* Record excerpts
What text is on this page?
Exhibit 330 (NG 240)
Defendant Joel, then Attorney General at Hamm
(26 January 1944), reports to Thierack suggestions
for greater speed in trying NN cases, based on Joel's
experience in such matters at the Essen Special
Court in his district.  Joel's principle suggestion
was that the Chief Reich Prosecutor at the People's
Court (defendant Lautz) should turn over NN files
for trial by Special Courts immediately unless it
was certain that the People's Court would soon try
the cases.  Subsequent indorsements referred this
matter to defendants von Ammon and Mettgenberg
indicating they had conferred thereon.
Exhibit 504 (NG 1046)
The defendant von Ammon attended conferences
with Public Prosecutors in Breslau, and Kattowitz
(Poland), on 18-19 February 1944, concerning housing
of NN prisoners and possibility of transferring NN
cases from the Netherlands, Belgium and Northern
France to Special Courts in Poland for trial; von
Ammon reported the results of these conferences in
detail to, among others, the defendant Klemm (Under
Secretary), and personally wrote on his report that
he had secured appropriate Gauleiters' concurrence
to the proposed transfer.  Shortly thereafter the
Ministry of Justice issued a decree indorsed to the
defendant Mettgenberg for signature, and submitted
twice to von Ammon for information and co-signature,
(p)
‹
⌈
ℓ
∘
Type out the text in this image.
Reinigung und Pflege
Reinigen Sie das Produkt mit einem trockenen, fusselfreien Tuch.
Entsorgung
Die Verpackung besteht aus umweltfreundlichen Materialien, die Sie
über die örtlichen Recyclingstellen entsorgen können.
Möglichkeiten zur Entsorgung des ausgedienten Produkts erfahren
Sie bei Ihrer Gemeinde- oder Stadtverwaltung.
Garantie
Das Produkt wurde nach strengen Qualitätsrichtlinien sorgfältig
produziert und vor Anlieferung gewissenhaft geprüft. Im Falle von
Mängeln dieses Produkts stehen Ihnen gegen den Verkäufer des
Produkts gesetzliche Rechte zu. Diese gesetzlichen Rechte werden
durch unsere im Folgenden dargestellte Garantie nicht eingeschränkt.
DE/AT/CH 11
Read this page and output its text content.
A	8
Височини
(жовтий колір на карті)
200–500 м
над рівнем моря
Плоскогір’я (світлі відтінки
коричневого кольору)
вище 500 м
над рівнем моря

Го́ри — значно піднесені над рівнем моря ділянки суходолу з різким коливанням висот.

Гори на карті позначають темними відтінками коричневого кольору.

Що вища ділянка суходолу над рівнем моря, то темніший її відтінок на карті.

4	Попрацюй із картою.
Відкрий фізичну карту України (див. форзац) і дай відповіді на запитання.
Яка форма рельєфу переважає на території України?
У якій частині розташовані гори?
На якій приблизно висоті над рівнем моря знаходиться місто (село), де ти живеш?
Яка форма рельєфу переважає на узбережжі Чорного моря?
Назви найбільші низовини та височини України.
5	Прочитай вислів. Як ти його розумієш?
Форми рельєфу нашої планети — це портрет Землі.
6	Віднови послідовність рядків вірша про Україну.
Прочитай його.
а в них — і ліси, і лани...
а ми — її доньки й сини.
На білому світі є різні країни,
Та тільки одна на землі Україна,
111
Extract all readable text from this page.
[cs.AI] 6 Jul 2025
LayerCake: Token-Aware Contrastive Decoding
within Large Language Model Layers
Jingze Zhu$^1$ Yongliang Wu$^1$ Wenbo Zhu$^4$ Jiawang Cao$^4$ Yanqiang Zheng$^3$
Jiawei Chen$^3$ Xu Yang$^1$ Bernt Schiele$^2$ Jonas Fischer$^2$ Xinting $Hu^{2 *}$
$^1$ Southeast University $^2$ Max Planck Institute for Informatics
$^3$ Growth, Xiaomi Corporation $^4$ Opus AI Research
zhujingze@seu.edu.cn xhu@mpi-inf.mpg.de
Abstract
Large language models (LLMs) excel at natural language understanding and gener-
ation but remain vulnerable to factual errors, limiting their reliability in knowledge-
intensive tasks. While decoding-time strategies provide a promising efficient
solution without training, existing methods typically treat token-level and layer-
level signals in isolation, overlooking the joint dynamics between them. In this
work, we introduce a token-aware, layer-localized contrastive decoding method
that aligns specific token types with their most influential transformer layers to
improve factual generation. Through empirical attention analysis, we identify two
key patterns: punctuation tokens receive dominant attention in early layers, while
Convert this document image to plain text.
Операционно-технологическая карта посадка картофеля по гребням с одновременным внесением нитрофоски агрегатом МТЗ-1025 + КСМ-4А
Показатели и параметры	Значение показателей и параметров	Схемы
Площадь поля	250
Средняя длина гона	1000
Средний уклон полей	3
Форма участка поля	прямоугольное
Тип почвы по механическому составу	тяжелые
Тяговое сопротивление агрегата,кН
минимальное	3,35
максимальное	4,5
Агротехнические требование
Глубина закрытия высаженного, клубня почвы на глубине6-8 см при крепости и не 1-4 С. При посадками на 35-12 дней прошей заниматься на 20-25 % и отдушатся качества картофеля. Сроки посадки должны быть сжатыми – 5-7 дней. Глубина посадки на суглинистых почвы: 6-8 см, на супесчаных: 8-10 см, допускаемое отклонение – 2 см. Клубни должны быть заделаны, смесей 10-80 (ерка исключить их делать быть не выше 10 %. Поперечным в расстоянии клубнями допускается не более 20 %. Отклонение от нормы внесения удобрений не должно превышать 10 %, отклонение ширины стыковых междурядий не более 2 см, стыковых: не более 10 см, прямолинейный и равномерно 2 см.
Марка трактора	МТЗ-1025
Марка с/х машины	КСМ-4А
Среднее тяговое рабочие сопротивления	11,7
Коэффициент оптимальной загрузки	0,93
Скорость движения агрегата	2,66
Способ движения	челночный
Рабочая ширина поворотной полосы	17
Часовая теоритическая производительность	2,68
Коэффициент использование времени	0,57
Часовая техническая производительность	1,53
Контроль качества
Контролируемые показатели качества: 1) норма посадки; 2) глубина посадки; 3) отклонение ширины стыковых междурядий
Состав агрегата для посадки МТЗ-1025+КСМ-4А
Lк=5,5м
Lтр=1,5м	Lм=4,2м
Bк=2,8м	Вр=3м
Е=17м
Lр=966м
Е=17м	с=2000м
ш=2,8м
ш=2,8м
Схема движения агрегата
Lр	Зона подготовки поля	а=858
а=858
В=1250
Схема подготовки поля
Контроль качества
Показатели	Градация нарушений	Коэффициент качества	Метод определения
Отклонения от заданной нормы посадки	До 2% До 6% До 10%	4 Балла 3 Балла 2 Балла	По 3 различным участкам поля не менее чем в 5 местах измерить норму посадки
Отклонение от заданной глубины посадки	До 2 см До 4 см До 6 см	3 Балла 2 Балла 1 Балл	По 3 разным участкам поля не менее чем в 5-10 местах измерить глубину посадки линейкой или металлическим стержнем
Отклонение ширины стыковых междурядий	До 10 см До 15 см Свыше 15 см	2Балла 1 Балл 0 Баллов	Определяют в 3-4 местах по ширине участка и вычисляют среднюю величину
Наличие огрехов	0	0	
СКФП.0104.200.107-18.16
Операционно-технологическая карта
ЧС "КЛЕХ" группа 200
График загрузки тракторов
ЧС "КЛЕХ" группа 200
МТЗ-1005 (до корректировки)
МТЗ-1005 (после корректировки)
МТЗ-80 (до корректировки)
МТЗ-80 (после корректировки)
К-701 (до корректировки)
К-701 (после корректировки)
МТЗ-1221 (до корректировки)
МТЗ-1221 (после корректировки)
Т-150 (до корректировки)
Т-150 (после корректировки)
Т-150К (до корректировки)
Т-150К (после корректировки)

* Directions
Locate all lines that include the word "Large" and copy them out.

* Written answer
within Large Language Model Layers
Large language models (LLMs) excel at natural language understanding and gener-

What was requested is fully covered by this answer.